▶ [Stored data]
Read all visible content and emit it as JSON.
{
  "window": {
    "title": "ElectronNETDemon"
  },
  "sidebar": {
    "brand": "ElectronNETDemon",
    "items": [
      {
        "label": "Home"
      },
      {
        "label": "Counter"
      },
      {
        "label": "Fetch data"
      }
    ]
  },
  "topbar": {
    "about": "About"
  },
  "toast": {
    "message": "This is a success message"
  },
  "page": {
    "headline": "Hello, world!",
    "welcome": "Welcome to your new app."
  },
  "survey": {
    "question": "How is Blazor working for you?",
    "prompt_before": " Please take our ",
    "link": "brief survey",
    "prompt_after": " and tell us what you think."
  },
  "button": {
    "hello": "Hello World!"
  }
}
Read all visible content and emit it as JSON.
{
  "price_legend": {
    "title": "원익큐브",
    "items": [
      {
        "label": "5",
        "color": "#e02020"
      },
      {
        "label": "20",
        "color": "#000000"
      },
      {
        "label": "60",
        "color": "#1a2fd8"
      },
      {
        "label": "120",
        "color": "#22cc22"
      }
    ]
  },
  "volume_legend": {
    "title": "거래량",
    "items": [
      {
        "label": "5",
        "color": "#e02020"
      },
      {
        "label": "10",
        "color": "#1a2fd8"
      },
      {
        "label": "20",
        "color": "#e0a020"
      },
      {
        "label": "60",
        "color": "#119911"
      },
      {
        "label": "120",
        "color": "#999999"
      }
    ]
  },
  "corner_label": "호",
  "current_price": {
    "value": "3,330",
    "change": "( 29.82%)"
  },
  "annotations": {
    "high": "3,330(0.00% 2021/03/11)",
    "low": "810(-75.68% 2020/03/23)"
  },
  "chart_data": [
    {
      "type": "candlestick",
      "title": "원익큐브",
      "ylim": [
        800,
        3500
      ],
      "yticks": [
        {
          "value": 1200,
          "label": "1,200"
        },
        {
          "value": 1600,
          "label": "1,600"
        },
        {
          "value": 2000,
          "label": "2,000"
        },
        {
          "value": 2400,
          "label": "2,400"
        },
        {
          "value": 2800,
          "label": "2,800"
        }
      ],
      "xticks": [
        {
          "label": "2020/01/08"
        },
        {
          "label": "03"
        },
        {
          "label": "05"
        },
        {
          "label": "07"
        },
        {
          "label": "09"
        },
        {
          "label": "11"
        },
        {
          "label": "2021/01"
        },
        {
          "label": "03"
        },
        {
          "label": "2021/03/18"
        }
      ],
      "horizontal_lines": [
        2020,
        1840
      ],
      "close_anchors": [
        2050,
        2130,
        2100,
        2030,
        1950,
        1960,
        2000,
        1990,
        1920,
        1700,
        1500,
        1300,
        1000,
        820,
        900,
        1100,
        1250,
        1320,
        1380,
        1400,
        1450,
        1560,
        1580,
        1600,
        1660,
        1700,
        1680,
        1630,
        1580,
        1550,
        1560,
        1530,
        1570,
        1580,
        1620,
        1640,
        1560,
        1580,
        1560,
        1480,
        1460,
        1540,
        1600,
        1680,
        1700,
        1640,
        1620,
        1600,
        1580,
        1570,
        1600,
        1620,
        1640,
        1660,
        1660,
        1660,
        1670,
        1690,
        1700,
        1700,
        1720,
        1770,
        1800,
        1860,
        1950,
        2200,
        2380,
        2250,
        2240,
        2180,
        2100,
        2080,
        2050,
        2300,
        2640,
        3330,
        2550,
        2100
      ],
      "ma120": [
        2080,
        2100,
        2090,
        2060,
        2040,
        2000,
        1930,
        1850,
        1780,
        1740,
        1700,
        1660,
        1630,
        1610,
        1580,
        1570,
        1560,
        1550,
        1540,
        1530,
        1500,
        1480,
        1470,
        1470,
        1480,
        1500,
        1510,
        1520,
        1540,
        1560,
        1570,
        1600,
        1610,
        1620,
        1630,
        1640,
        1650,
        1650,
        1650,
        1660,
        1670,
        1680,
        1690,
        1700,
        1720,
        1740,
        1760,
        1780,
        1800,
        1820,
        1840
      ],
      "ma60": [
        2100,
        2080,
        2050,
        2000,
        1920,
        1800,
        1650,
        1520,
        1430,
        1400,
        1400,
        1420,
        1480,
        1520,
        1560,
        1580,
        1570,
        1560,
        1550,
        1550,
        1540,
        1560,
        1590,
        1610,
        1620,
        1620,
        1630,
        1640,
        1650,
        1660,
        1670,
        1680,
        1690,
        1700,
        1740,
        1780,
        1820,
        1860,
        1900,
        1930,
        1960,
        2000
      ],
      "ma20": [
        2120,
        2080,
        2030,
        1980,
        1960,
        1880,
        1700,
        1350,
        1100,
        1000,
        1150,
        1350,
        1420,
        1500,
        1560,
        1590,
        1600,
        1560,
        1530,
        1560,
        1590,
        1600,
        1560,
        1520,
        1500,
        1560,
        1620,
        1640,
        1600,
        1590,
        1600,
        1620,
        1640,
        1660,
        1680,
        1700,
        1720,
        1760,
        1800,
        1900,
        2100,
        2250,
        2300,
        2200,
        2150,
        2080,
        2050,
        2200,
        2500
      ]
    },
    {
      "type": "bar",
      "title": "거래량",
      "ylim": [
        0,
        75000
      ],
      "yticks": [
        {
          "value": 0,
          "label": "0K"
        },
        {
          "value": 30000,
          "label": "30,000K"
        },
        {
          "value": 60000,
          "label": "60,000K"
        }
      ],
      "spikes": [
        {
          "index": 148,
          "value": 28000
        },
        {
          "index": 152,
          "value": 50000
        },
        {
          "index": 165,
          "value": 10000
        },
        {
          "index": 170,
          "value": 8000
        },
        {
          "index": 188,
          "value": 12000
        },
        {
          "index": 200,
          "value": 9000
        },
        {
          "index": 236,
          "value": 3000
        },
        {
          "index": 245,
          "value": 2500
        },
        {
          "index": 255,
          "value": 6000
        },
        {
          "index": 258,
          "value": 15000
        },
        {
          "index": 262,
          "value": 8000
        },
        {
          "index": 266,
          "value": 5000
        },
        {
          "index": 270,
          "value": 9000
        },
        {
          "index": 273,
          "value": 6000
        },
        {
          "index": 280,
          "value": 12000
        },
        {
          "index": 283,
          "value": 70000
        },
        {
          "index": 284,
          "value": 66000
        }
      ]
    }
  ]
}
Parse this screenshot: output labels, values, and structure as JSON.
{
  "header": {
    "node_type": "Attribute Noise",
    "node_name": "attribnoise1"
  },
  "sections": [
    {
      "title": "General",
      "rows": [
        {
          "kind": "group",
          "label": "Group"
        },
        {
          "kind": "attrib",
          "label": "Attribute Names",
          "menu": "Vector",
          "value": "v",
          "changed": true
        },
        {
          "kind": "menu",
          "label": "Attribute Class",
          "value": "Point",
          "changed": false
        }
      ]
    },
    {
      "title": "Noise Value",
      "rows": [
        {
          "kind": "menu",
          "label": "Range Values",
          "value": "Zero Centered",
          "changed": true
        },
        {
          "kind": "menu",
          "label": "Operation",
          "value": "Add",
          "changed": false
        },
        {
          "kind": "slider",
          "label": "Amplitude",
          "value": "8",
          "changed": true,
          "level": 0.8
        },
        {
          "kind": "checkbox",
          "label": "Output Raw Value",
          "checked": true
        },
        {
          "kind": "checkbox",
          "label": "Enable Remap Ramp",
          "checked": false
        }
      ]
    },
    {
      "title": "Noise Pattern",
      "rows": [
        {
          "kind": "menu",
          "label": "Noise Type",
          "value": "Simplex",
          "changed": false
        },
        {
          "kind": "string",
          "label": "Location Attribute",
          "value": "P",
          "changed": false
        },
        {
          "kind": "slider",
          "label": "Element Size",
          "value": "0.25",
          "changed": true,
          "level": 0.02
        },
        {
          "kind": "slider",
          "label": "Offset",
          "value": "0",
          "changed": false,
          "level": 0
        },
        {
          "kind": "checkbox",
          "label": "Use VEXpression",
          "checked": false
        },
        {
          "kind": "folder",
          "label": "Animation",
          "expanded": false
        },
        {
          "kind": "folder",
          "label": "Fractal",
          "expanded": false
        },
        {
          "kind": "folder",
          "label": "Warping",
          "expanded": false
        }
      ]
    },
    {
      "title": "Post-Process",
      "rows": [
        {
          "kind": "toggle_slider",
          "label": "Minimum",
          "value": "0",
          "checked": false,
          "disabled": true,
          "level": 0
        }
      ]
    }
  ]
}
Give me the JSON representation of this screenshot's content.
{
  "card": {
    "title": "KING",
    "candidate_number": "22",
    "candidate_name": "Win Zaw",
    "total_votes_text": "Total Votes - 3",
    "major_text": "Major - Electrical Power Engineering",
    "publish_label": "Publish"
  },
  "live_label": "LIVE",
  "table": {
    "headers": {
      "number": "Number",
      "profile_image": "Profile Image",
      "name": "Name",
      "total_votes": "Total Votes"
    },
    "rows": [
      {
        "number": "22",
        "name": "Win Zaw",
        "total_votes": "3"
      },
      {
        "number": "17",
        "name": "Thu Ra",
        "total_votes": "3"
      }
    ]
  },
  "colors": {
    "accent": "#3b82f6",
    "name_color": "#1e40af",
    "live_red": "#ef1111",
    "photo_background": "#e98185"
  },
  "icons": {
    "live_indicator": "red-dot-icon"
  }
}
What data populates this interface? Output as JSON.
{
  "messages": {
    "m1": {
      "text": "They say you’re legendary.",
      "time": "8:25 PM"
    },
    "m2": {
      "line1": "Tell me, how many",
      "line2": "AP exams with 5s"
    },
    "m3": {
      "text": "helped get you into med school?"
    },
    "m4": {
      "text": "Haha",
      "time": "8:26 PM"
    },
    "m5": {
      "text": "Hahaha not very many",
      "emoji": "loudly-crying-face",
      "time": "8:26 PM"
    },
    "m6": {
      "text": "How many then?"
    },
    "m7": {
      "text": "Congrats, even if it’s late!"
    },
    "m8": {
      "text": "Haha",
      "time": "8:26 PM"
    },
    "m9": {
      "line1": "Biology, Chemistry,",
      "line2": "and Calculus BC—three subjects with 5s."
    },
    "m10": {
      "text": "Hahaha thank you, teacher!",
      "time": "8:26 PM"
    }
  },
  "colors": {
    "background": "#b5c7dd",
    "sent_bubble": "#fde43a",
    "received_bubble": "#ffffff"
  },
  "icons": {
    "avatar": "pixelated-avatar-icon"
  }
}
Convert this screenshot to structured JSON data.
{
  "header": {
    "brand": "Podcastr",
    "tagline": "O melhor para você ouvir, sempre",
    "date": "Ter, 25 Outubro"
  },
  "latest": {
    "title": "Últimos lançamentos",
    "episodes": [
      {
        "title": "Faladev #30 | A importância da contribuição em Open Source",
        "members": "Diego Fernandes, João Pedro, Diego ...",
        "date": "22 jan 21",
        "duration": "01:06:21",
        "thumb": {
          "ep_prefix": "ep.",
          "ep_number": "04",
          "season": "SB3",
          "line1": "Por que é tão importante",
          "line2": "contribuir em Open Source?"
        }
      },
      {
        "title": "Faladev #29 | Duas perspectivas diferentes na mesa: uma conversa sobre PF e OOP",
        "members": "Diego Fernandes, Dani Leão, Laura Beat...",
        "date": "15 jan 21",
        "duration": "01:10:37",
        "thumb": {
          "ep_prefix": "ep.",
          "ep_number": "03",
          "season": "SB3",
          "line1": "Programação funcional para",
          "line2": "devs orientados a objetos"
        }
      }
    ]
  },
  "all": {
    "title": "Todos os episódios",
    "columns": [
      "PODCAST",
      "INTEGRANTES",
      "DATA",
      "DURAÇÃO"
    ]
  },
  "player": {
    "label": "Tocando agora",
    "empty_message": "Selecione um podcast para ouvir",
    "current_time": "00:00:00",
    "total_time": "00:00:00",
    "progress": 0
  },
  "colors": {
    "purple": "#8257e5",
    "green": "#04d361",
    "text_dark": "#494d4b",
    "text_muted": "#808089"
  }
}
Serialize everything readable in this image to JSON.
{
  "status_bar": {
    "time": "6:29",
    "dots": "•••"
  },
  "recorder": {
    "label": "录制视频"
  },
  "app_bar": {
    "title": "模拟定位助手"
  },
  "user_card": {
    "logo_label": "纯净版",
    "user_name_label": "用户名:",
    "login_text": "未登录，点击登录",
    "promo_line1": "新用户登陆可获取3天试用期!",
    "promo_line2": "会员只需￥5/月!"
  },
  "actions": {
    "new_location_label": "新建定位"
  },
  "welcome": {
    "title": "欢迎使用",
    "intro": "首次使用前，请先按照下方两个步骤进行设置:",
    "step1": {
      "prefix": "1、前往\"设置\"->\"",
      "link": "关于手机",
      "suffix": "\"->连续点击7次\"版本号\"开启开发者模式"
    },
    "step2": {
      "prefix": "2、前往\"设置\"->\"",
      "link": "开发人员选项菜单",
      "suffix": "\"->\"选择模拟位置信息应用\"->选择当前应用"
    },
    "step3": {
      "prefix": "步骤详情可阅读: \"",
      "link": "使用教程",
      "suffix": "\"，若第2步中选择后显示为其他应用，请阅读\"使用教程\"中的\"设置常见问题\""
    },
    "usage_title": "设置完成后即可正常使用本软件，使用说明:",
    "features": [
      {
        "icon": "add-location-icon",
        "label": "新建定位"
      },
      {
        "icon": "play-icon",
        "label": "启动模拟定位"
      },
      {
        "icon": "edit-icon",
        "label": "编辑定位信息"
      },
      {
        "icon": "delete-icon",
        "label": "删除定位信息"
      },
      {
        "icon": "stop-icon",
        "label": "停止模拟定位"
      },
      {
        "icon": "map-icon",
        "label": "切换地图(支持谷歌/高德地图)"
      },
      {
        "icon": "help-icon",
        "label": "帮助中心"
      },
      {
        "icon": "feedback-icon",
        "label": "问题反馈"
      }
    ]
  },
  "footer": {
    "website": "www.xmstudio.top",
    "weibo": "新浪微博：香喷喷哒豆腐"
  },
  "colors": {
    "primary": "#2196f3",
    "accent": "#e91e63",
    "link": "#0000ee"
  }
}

▶ [Aim]
Count the lines in the records above that hold the word "link", and give only that number.

▶ [Task output]
5